## [Task goal]
Please print the full listing exactly.

START Input data

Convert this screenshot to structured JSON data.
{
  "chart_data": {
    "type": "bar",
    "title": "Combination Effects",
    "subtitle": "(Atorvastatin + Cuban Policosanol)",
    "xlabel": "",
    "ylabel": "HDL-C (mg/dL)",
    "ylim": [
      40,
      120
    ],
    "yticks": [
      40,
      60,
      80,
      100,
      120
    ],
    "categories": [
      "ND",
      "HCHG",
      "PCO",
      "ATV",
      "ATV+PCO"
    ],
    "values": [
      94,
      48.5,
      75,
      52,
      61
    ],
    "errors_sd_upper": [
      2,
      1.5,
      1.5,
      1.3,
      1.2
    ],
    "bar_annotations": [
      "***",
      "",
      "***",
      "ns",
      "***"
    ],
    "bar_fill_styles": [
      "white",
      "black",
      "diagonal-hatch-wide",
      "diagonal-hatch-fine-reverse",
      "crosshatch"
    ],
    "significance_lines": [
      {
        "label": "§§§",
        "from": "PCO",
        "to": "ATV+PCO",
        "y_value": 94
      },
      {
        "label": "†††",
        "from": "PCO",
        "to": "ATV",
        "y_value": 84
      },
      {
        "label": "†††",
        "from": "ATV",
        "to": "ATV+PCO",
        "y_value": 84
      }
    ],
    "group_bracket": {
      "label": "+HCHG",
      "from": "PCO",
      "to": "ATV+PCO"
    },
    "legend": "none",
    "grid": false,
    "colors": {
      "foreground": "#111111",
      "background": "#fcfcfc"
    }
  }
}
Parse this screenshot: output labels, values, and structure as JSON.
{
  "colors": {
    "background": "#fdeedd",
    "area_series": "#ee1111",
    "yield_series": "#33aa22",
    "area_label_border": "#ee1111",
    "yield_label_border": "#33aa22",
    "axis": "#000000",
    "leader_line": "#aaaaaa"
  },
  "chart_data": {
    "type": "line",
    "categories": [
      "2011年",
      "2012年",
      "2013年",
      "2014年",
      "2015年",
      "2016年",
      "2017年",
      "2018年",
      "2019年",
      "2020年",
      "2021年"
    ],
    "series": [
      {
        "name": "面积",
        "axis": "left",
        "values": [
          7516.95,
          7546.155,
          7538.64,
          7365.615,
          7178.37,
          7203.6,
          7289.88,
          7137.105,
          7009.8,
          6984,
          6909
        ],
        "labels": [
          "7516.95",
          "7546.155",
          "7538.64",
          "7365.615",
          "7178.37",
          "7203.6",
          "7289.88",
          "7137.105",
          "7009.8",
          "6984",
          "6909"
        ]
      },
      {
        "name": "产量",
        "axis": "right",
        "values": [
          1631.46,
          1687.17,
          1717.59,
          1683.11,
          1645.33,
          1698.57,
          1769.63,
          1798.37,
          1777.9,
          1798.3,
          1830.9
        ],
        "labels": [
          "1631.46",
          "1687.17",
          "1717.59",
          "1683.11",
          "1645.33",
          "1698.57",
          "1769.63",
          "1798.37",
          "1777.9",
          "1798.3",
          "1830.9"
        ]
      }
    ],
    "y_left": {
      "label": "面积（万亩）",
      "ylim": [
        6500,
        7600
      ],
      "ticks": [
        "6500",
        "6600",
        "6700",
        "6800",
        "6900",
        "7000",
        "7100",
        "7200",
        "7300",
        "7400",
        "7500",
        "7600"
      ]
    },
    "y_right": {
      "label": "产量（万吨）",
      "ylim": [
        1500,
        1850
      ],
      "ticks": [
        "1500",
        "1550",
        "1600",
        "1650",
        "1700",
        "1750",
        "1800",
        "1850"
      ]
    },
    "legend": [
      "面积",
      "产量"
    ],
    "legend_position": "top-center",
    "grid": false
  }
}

END Input data

## [Exercise response]
Convert this screenshot to structured JSON data.
{
  "chart_data": {
    "type": "bar",
    "title": "Combination Effects",
    "subtitle": "(Atorvastatin + Cuban Policosanol)",
    "xlabel": "",
    "ylabel": "HDL-C (mg/dL)",
    "ylim": [
      40,
      120
    ],
    "yticks": [
      40,
      60,
      80,
      100,
      120
    ],
    "categories": [
      "ND",
      "HCHG",
      "PCO",
      "ATV",
      "ATV+PCO"
    ],
    "values": [
      94,
      48.5,
      75,
      52,
      61
    ],
    "errors_sd_upper": [
      2,
      1.5,
      1.5,
      1.3,
      1.2
    ],
    "bar_annotations": [
      "***",
      "",
      "***",
      "ns",
      "***"
    ],
    "bar_fill_styles": [
      "white",
      "black",
      "diagonal-hatch-wide",
      "diagonal-hatch-fine-reverse",
      "crosshatch"
    ],
    "significance_lines": [
      {
        "label": "§§§",
        "from": "PCO",
        "to": "ATV+PCO",
        "y_value": 94
      },
      {
        "label": "†††",
        "from": "PCO",
        "to": "ATV",
        "y_value": 84
      },
      {
        "label": "†††",
        "from": "ATV",
        "to": "ATV+PCO",
        "y_value": 84
      }
    ],
    "group_bracket": {
      "label": "+HCHG",
      "from": "PCO",
      "to": "ATV+PCO"
    },
    "legend": "none",
    "grid": false,
    "colors": {
      "foreground": "#111111",
      "background": "#fcfcfc"
    }
  }
}
Parse this screenshot: output labels, values, and structure as JSON.
{
  "colors": {
    "background": "#fdeedd",
    "area_series": "#ee1111",
    "yield_series": "#33aa22",
    "area_label_border": "#ee1111",
    "yield_label_border": "#33aa22",
    "axis": "#000000",
    "leader_line": "#aaaaaa"
  },
  "chart_data": {
    "type": "line",
    "categories": [
      "2011年",
      "2012年",
      "2013年",
      "2014年",
      "2015年",
      "2016年",
      "2017年",
      "2018年",
      "2019年",
      "2020年",
      "2021年"
    ],
    "series": [
      {
        "name": "面积",
        "axis": "left",
        "values": [
          7516.95,
          7546.155,
          7538.64,
          7365.615,
          7178.37,
          7203.6,
          7289.88,
          7137.105,
          7009.8,
          6984,
          6909
        ],
        "labels": [
          "7516.95",
          "7546.155",
          "7538.64",
          "7365.615",
          "7178.37",
          "7203.6",
          "7289.88",
          "7137.105",
          "7009.8",
          "6984",
          "6909"
        ]
      },
      {
        "name": "产量",
        "axis": "right",
        "values": [
          1631.46,
          1687.17,
          1717.59,
          1683.11,
          1645.33,
          1698.57,
          1769.63,
          1798.37,
          1777.9,
          1798.3,
          1830.9
        ],
        "labels": [
          "1631.46",
          "1687.17",
          "1717.59",
          "1683.11",
          "1645.33",
          "1698.57",
          "1769.63",
          "1798.37",
          "1777.9",
          "1798.3",
          "1830.9"
        ]
      }
    ],
    "y_left": {
      "label": "面积（万亩）",
      "ylim": [
        6500,
        7600
      ],
      "ticks": [
        "6500",
        "6600",
        "6700",
        "6800",
        "6900",
        "7000",
        "7100",
        "7200",
        "7300",
        "7400",
        "7500",
        "7600"
      ]
    },
    "y_right": {
      "label": "产量（万吨）",
      "ylim": [
        1500,
        1850
      ],
      "ticks": [
        "1500",
        "1550",
        "1600",
        "1650",
        "1700",
        "1750",
        "1800",
        "1850"
      ]
    },
    "legend": [
      "面积",
      "产量"
    ],
    "legend_position": "top-center",
    "grid": false
  }
}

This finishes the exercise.